*Given request*: Extract each line from the entries below that has the string "매수인이" in it.

*Data excerpts*:
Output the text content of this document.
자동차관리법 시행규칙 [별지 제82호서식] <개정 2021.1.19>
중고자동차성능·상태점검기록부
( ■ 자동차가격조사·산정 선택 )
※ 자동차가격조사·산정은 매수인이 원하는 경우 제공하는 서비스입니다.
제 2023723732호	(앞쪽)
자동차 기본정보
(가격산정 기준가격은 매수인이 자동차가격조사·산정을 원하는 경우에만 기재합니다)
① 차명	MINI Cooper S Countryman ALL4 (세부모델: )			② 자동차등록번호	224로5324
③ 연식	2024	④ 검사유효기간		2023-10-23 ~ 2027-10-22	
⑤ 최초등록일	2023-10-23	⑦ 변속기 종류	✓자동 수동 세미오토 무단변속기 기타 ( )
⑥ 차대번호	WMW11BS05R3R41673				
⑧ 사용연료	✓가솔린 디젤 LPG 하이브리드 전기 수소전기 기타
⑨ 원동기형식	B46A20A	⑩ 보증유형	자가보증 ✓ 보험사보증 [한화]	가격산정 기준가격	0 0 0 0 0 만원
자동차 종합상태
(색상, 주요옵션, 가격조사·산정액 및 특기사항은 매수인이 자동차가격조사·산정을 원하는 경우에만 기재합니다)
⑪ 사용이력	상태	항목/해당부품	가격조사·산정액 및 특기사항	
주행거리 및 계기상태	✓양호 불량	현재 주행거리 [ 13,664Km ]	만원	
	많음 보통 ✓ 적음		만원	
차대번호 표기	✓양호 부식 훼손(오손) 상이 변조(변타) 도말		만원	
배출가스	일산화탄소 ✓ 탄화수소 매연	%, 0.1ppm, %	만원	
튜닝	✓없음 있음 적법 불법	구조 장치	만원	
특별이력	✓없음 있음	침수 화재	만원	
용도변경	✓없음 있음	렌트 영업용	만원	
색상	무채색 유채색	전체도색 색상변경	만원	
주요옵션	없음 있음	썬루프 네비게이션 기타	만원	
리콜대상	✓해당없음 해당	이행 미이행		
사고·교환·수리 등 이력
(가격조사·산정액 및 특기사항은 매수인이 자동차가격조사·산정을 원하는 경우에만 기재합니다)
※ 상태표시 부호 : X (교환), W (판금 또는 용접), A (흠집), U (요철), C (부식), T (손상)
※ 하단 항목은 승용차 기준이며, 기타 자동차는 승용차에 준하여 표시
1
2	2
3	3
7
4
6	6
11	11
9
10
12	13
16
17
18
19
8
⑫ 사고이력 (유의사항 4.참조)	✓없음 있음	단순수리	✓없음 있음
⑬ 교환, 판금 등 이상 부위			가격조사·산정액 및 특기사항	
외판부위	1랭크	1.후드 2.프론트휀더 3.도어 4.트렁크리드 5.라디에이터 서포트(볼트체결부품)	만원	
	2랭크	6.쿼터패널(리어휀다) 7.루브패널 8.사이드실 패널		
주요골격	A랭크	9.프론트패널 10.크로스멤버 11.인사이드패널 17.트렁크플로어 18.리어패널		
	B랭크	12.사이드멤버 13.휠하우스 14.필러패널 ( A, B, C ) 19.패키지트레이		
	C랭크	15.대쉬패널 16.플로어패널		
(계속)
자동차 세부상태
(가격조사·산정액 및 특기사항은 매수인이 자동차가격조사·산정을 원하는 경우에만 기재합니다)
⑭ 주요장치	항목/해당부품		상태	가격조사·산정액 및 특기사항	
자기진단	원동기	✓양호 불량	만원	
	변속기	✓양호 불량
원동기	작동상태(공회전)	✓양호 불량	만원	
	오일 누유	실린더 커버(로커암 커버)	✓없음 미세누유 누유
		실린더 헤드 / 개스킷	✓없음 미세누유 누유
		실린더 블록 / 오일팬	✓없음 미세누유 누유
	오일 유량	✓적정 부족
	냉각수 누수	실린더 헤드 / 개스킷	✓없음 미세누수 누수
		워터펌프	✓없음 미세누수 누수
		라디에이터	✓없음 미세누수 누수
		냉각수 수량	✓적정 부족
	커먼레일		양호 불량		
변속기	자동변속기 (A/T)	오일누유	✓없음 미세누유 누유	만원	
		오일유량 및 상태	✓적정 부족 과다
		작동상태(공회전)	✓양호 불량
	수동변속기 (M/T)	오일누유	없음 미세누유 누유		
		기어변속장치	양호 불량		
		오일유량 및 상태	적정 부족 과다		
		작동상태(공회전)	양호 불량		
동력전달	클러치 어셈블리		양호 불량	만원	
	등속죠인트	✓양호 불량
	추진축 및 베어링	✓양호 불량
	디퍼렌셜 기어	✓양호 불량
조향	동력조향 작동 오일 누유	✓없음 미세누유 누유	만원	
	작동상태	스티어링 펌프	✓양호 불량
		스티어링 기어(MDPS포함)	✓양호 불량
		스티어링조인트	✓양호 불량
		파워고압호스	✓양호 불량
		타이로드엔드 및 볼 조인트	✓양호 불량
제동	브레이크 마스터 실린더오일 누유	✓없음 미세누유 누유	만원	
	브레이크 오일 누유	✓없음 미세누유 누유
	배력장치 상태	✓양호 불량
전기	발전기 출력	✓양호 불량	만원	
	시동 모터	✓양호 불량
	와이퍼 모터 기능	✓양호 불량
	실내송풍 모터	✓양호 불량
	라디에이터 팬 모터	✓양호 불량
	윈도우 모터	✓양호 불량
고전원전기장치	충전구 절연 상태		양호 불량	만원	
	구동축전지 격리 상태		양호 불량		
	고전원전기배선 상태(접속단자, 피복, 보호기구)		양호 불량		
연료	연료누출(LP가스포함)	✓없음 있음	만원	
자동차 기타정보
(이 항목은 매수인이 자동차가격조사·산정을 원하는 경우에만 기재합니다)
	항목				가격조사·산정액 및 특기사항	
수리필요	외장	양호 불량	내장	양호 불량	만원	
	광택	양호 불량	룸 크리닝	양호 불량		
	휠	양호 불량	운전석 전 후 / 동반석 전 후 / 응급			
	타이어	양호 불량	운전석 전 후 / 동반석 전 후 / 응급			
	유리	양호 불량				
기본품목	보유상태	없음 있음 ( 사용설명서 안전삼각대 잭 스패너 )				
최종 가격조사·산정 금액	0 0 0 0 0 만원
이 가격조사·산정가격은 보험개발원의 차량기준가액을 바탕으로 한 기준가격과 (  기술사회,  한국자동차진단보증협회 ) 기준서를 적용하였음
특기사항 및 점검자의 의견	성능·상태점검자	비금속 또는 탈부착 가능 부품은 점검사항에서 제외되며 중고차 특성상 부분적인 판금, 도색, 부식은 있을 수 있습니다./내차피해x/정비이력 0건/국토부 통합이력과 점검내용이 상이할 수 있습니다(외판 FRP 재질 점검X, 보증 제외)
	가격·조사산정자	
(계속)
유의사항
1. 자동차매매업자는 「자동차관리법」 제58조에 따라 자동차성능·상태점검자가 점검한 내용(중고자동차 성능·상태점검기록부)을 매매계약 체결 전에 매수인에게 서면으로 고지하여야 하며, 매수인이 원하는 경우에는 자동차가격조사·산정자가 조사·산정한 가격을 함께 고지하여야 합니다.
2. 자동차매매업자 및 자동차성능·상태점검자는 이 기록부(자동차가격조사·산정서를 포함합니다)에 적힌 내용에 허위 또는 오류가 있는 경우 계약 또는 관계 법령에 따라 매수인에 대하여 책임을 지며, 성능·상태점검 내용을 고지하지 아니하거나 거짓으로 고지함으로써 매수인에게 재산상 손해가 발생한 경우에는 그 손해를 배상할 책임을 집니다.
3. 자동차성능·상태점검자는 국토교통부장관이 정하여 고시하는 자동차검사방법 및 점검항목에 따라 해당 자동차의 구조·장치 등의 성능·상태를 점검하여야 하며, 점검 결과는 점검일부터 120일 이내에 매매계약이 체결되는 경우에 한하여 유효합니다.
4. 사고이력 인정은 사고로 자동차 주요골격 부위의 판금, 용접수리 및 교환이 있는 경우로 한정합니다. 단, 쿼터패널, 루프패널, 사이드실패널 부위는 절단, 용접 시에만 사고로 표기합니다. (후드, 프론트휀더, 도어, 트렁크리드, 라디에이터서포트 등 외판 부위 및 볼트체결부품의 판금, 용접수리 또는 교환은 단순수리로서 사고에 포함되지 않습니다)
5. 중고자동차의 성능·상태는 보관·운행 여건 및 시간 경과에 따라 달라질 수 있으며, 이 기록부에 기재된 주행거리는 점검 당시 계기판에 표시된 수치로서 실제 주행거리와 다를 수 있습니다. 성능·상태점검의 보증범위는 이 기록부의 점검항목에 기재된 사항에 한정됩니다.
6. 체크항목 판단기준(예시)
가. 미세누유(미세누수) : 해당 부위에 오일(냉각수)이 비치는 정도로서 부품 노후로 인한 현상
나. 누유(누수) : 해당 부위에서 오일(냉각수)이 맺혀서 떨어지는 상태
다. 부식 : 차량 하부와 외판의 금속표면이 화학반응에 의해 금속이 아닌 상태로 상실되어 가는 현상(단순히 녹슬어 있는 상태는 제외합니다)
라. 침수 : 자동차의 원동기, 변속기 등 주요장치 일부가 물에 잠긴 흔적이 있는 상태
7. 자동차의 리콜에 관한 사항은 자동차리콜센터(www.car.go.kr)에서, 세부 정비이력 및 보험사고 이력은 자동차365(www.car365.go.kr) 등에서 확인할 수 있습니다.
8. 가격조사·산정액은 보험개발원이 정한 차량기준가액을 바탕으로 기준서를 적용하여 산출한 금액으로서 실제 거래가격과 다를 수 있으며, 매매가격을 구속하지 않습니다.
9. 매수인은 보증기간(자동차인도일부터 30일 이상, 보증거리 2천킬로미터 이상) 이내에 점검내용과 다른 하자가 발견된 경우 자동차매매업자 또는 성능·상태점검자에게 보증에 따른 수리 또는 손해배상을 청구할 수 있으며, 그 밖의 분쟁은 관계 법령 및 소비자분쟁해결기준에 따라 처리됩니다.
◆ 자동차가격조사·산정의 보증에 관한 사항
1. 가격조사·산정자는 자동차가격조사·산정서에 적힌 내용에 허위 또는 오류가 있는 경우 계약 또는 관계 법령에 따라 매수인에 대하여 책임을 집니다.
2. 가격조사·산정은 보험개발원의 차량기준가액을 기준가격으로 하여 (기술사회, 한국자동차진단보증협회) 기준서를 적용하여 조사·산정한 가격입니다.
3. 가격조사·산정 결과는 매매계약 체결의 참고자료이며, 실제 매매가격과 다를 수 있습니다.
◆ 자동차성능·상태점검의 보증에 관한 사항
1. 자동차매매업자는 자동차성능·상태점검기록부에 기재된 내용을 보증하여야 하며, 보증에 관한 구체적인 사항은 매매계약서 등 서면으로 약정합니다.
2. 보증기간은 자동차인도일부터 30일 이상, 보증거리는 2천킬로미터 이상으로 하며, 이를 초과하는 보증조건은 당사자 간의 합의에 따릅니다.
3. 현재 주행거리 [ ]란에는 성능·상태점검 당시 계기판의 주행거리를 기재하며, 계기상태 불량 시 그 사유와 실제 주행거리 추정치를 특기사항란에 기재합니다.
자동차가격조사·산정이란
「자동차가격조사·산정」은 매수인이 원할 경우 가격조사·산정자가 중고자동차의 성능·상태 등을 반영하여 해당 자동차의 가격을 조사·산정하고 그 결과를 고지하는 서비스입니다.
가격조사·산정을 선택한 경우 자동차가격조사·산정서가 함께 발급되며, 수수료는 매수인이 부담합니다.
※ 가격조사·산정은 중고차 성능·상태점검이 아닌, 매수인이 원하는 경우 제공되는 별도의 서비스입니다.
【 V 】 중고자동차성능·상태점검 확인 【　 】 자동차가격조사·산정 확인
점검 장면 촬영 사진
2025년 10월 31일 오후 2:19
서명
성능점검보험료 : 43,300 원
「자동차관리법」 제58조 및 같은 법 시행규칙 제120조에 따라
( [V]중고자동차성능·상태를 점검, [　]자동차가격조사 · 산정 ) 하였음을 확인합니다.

*Result for this exercise*:
※ 자동차가격조사·산정은 매수인이 원하는 경우 제공하는 서비스입니다.
(가격산정 기준가격은 매수인이 자동차가격조사·산정을 원하는 경우에만 기재합니다)
(색상, 주요옵션, 가격조사·산정액 및 특기사항은 매수인이 자동차가격조사·산정을 원하는 경우에만 기재합니다)
(가격조사·산정액 및 특기사항은 매수인이 자동차가격조사·산정을 원하는 경우에만 기재합니다)
(가격조사·산정액 및 특기사항은 매수인이 자동차가격조사·산정을 원하는 경우에만 기재합니다)
(이 항목은 매수인이 자동차가격조사·산정을 원하는 경우에만 기재합니다)
1. 자동차매매업자는 「자동차관리법」 제58조에 따라 자동차성능·상태점검자가 점검한 내용(중고자동차 성능·상태점검기록부)을 매매계약 체결 전에 매수인에게 서면으로 고지하여야 하며, 매수인이 원하는 경우에는 자동차가격조사·산정자가 조사·산정한 가격을 함께 고지하여야 합니다.
「자동차가격조사·산정」은 매수인이 원할 경우 가격조사·산정자가 중고자동차의 성능·상태 등을 반영하여 해당 자동차의 가격을 조사·산정하고 그 결과를 고지하는 서비스입니다.
가격조사·산정을 선택한 경우 자동차가격조사·산정서가 함께 발급되며, 수수료는 매수인이 부담합니다.
※ 가격조사·산정은 중고차 성능·상태점검이 아닌, 매수인이 원하는 경우 제공되는 별도의 서비스입니다.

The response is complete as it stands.